● **Short exercise**
Extract the full listing below without altering a single character.

● **Task inputs**
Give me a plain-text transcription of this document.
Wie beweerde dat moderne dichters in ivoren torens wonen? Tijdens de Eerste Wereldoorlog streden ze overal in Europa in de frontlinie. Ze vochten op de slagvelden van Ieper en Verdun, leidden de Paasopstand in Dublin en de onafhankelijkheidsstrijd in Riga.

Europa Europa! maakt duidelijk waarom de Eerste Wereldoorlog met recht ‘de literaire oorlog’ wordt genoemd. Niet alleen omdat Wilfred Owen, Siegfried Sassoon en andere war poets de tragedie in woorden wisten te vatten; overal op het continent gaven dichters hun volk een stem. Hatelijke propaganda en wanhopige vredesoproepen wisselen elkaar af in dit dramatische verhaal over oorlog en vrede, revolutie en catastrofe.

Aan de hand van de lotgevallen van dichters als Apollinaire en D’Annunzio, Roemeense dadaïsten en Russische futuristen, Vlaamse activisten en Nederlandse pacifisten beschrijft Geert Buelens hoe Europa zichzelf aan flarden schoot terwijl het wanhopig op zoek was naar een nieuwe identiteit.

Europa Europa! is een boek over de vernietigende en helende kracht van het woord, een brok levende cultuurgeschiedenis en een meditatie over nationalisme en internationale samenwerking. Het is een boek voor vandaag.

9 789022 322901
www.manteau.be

● **Task output**
Give me a plain-text transcription of this document.
Wie beweerde dat moderne dichters in ivoren torens wonen? Tijdens de Eerste Wereldoorlog streden ze overal in Europa in de frontlinie. Ze vochten op de slagvelden van Ieper en Verdun, leidden de Paasopstand in Dublin en de onafhankelijkheidsstrijd in Riga.

Europa Europa! maakt duidelijk waarom de Eerste Wereldoorlog met recht ‘de literaire oorlog’ wordt genoemd. Niet alleen omdat Wilfred Owen, Siegfried Sassoon en andere war poets de tragedie in woorden wisten te vatten; overal op het continent gaven dichters hun volk een stem. Hatelijke propaganda en wanhopige vredesoproepen wisselen elkaar af in dit dramatische verhaal over oorlog en vrede, revolutie en catastrofe.

Aan de hand van de lotgevallen van dichters als Apollinaire en D’Annunzio, Roemeense dadaïsten en Russische futuristen, Vlaamse activisten en Nederlandse pacifisten beschrijft Geert Buelens hoe Europa zichzelf aan flarden schoot terwijl het wanhopig op zoek was naar een nieuwe identiteit.

Europa Europa! is een boek over de vernietigende en helende kracht van het woord, een brok levende cultuurgeschiedenis en een meditatie over nationalisme en internationale samenwerking. Het is een boek voor vandaag.

9 789022 322901
www.manteau.be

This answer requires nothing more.